▶ [Aim of the task]: Output all of the entries exactly as written.

··········

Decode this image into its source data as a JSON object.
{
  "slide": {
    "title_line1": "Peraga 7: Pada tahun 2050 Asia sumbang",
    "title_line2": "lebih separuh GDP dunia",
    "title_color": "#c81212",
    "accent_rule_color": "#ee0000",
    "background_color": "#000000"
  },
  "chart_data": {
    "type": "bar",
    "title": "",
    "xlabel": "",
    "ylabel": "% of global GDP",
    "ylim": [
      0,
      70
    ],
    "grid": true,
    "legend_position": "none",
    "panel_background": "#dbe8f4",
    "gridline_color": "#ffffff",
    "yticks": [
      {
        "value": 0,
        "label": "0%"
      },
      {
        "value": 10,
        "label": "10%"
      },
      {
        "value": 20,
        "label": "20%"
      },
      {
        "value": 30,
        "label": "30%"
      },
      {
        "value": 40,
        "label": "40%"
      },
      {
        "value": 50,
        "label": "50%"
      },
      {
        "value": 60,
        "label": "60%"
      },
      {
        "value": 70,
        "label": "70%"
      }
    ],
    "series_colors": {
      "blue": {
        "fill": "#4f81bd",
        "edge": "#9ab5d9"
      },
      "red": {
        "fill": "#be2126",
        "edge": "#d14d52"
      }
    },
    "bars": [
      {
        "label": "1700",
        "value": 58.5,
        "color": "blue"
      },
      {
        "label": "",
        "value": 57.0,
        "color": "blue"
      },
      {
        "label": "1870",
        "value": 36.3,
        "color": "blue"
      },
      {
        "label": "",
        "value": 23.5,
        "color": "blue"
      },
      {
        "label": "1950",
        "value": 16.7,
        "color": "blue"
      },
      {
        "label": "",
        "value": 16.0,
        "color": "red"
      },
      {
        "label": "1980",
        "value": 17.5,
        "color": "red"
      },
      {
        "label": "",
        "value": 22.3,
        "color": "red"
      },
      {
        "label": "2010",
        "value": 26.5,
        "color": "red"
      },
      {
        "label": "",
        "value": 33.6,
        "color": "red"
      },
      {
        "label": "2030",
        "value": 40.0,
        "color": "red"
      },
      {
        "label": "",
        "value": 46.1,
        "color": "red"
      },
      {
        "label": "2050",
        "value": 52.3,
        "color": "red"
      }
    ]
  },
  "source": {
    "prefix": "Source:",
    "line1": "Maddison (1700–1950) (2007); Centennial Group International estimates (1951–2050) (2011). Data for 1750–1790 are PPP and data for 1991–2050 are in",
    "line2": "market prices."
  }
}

··········

▶ [Answer to this task]:
Decode this image into its source data as a JSON object.
{
  "slide": {
    "title_line1": "Peraga 7: Pada tahun 2050 Asia sumbang",
    "title_line2": "lebih separuh GDP dunia",
    "title_color": "#c81212",
    "accent_rule_color": "#ee0000",
    "background_color": "#000000"
  },
  "chart_data": {
    "type": "bar",
    "title": "",
    "xlabel": "",
    "ylabel": "% of global GDP",
    "ylim": [
      0,
      70
    ],
    "grid": true,
    "legend_position": "none",
    "panel_background": "#dbe8f4",
    "gridline_color": "#ffffff",
    "yticks": [
      {
        "value": 0,
        "label": "0%"
      },
      {
        "value": 10,
        "label": "10%"
      },
      {
        "value": 20,
        "label": "20%"
      },
      {
        "value": 30,
        "label": "30%"
      },
      {
        "value": 40,
        "label": "40%"
      },
      {
        "value": 50,
        "label": "50%"
      },
      {
        "value": 60,
        "label": "60%"
      },
      {
        "value": 70,
        "label": "70%"
      }
    ],
    "series_colors": {
      "blue": {
        "fill": "#4f81bd",
        "edge": "#9ab5d9"
      },
      "red": {
        "fill": "#be2126",
        "edge": "#d14d52"
      }
    },
    "bars": [
      {
        "label": "1700",
        "value": 58.5,
        "color": "blue"
      },
      {
        "label": "",
        "value": 57.0,
        "color": "blue"
      },
      {
        "label": "1870",
        "value": 36.3,
        "color": "blue"
      },
      {
        "label": "",
        "value": 23.5,
        "color": "blue"
      },
      {
        "label": "1950",
        "value": 16.7,
        "color": "blue"
      },
      {
        "label": "",
        "value": 16.0,
        "color": "red"
      },
      {
        "label": "1980",
        "value": 17.5,
        "color": "red"
      },
      {
        "label": "",
        "value": 22.3,
        "color": "red"
      },
      {
        "label": "2010",
        "value": 26.5,
        "color": "red"
      },
      {
        "label": "",
        "value": 33.6,
        "color": "red"
      },
      {
        "label": "2030",
        "value": 40.0,
        "color": "red"
      },
      {
        "label": "",
        "value": 46.1,
        "color": "red"
      },
      {
        "label": "2050",
        "value": 52.3,
        "color": "red"
      }
    ]
  },
  "source": {
    "prefix": "Source:",
    "line1": "Maddison (1700–1950) (2007); Centennial Group International estimates (1951–2050) (2011). Data for 1750–1790 are PPP and data for 1991–2050 are in",
    "line2": "market prices."
  }
}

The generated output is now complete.